* Problem details *
Skip the pictures. Copy all the rest of the records down exactly.

* Available records *

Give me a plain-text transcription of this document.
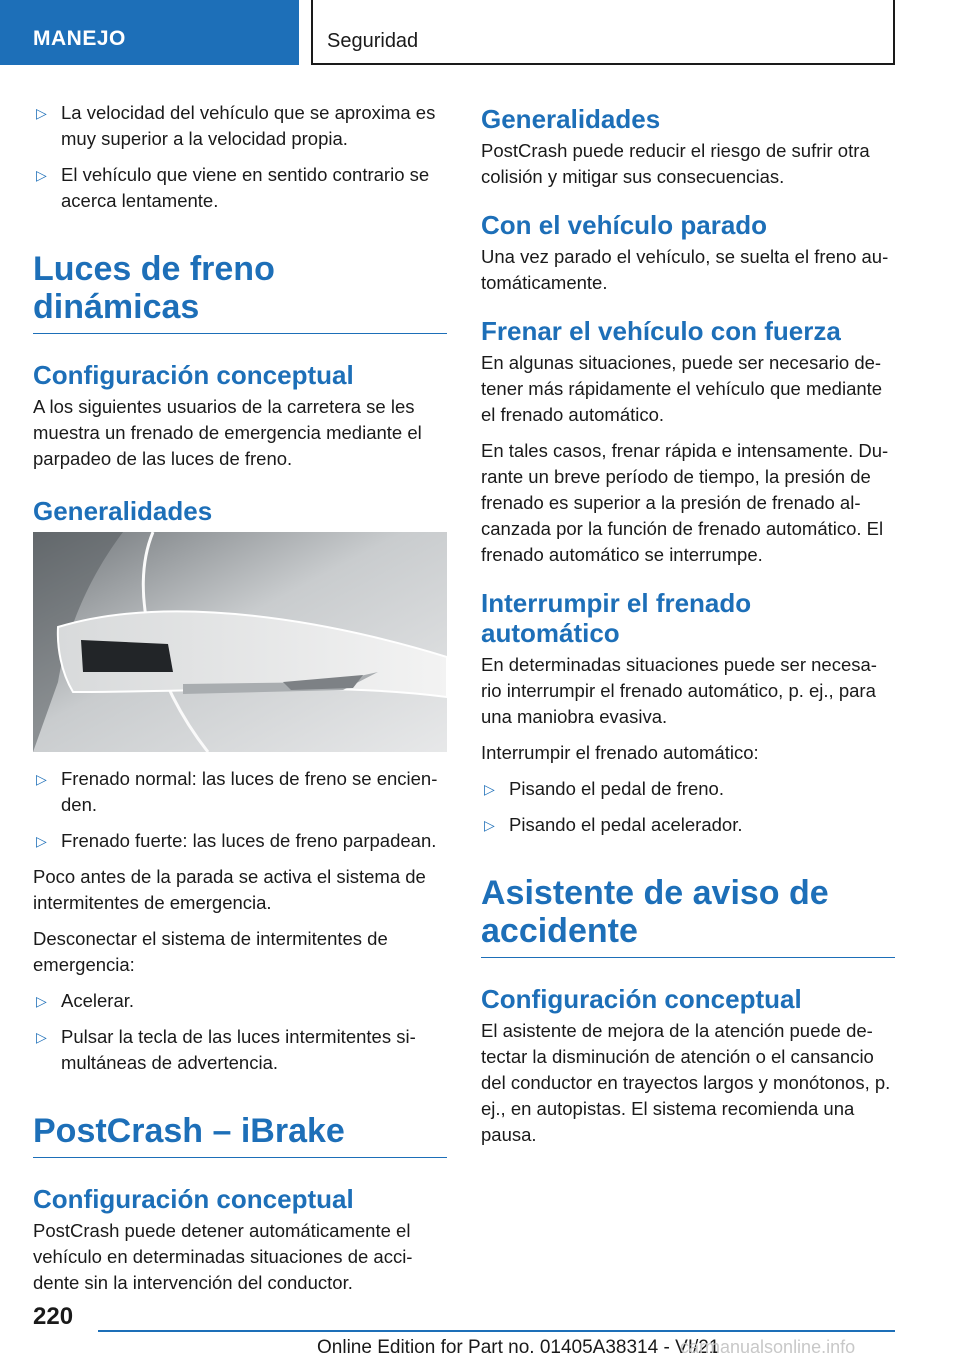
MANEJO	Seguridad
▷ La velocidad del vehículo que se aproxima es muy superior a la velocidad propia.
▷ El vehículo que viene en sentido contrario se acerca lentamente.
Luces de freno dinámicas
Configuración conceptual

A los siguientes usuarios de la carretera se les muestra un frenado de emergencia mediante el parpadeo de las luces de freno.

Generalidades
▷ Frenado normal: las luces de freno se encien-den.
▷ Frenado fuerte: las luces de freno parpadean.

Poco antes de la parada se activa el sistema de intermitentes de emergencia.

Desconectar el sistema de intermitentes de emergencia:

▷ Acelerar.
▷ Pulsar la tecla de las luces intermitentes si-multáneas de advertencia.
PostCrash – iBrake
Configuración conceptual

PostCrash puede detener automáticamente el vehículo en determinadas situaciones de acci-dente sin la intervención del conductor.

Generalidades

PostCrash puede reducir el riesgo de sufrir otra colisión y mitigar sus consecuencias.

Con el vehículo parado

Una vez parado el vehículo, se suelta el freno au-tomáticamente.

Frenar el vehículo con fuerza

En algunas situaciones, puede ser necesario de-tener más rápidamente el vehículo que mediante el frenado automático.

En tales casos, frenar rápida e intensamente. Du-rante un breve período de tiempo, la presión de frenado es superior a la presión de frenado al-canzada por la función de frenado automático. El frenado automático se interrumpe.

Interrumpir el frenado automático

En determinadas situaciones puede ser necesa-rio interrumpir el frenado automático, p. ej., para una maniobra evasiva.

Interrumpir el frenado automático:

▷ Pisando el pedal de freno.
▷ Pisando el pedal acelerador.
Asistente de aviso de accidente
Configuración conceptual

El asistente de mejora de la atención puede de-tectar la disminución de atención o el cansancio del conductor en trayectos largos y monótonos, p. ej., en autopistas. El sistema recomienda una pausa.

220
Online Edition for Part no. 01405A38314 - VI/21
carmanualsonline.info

* Response to this task *
Give me a plain-text transcription of this document.
MANEJO	Seguridad
▷ La velocidad del vehículo que se aproxima es muy superior a la velocidad propia.
▷ El vehículo que viene en sentido contrario se acerca lentamente.
Luces de freno dinámicas
Configuración conceptual

A los siguientes usuarios de la carretera se les muestra un frenado de emergencia mediante el parpadeo de las luces de freno.

Generalidades
▷ Frenado normal: las luces de freno se encien-den.
▷ Frenado fuerte: las luces de freno parpadean.

Poco antes de la parada se activa el sistema de intermitentes de emergencia.

Desconectar el sistema de intermitentes de emergencia:

▷ Acelerar.
▷ Pulsar la tecla de las luces intermitentes si-multáneas de advertencia.
PostCrash – iBrake
Configuración conceptual

PostCrash puede detener automáticamente el vehículo en determinadas situaciones de acci-dente sin la intervención del conductor.

Generalidades

PostCrash puede reducir el riesgo de sufrir otra colisión y mitigar sus consecuencias.

Con el vehículo parado

Una vez parado el vehículo, se suelta el freno au-tomáticamente.

Frenar el vehículo con fuerza

En algunas situaciones, puede ser necesario de-tener más rápidamente el vehículo que mediante el frenado automático.

En tales casos, frenar rápida e intensamente. Du-rante un breve período de tiempo, la presión de frenado es superior a la presión de frenado al-canzada por la función de frenado automático. El frenado automático se interrumpe.

Interrumpir el frenado automático

En determinadas situaciones puede ser necesa-rio interrumpir el frenado automático, p. ej., para una maniobra evasiva.

Interrumpir el frenado automático:

▷ Pisando el pedal de freno.
▷ Pisando el pedal acelerador.
Asistente de aviso de accidente
Configuración conceptual

El asistente de mejora de la atención puede de-tectar la disminución de atención o el cansancio del conductor en trayectos largos y monótonos, p. ej., en autopistas. El sistema recomienda una pausa.

220
Online Edition for Part no. 01405A38314 - VI/21
carmanualsonline.info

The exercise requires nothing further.